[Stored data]
########################################

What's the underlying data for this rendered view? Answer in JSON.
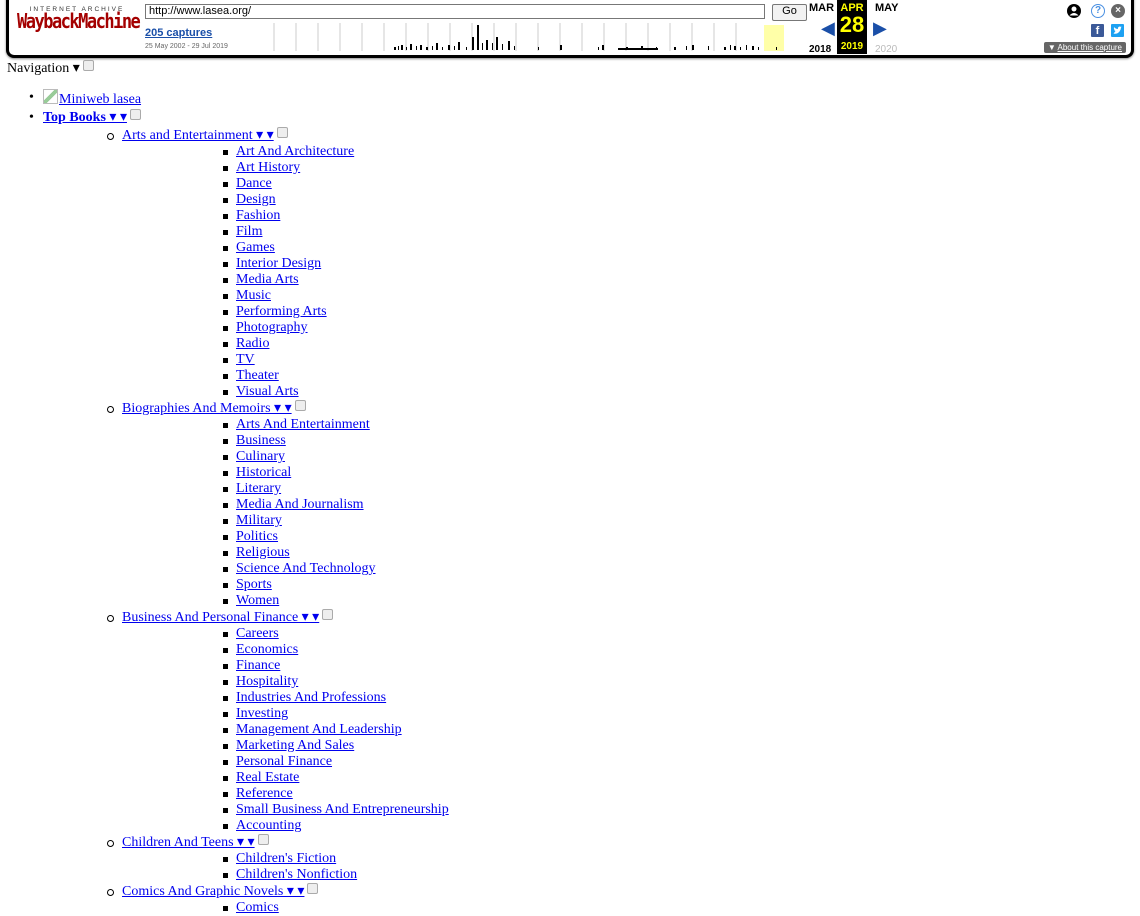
{
  "wayback": {
    "archive_label": "INTERNET ARCHIVE",
    "brand": "WaybackMachine",
    "url": "http://www.lasea.org/",
    "go_label": "Go",
    "captures": "205 captures",
    "date_range": "25 May 2002 - 29 Jul 2019",
    "months": {
      "prev": "MAR",
      "current": "APR",
      "next": "MAY"
    },
    "day": "28",
    "years": {
      "prev": "2018",
      "current": "2019",
      "next": "2020"
    },
    "about": "About this capture",
    "colors": {
      "accent": "#1a4fa8",
      "highlight": "#ffff00",
      "logo": "#a40000"
    }
  },
  "navigation_label": "Navigation ▾",
  "logo_alt": "Miniweb lasea",
  "top_books": "Top Books ▾ ▾",
  "categories": [
    {
      "label": "Arts and Entertainment ▾ ▾",
      "items": [
        "Art And Architecture",
        "Art History",
        "Dance",
        "Design",
        "Fashion",
        "Film",
        "Games",
        "Interior Design",
        "Media Arts",
        "Music",
        "Performing Arts",
        "Photography",
        "Radio",
        "TV",
        "Theater",
        "Visual Arts"
      ]
    },
    {
      "label": "Biographies And Memoirs ▾ ▾",
      "items": [
        "Arts And Entertainment",
        "Business",
        "Culinary",
        "Historical",
        "Literary",
        "Media And Journalism",
        "Military",
        "Politics",
        "Religious",
        "Science And Technology",
        "Sports",
        "Women"
      ]
    },
    {
      "label": "Business And Personal Finance ▾ ▾",
      "items": [
        "Careers",
        "Economics",
        "Finance",
        "Hospitality",
        "Industries And Professions",
        "Investing",
        "Management And Leadership",
        "Marketing And Sales",
        "Personal Finance",
        "Real Estate",
        "Reference",
        "Small Business And Entrepreneurship",
        "Accounting"
      ]
    },
    {
      "label": "Children And Teens ▾ ▾",
      "items": [
        "Children's Fiction",
        "Children's Nonfiction"
      ]
    },
    {
      "label": "Comics And Graphic Novels ▾ ▾",
      "items": [
        "Comics"
      ]
    }
  ]
}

########################################

→ Your instructions
Transcribe every record above exactly as written, leaving out any pictures.

→ The response
What's the underlying data for this rendered view? Answer in JSON.
{
  "wayback": {
    "archive_label": "INTERNET ARCHIVE",
    "brand": "WaybackMachine",
    "url": "http://www.lasea.org/",
    "go_label": "Go",
    "captures": "205 captures",
    "date_range": "25 May 2002 - 29 Jul 2019",
    "months": {
      "prev": "MAR",
      "current": "APR",
      "next": "MAY"
    },
    "day": "28",
    "years": {
      "prev": "2018",
      "current": "2019",
      "next": "2020"
    },
    "about": "About this capture",
    "colors": {
      "accent": "#1a4fa8",
      "highlight": "#ffff00",
      "logo": "#a40000"
    }
  },
  "navigation_label": "Navigation ▾",
  "logo_alt": "Miniweb lasea",
  "top_books": "Top Books ▾ ▾",
  "categories": [
    {
      "label": "Arts and Entertainment ▾ ▾",
      "items": [
        "Art And Architecture",
        "Art History",
        "Dance",
        "Design",
        "Fashion",
        "Film",
        "Games",
        "Interior Design",
        "Media Arts",
        "Music",
        "Performing Arts",
        "Photography",
        "Radio",
        "TV",
        "Theater",
        "Visual Arts"
      ]
    },
    {
      "label": "Biographies And Memoirs ▾ ▾",
      "items": [
        "Arts And Entertainment",
        "Business",
        "Culinary",
        "Historical",
        "Literary",
        "Media And Journalism",
        "Military",
        "Politics",
        "Religious",
        "Science And Technology",
        "Sports",
        "Women"
      ]
    },
    {
      "label": "Business And Personal Finance ▾ ▾",
      "items": [
        "Careers",
        "Economics",
        "Finance",
        "Hospitality",
        "Industries And Professions",
        "Investing",
        "Management And Leadership",
        "Marketing And Sales",
        "Personal Finance",
        "Real Estate",
        "Reference",
        "Small Business And Entrepreneurship",
        "Accounting"
      ]
    },
    {
      "label": "Children And Teens ▾ ▾",
      "items": [
        "Children's Fiction",
        "Children's Nonfiction"
      ]
    },
    {
      "label": "Comics And Graphic Novels ▾ ▾",
      "items": [
        "Comics"
      ]
    }
  ]
}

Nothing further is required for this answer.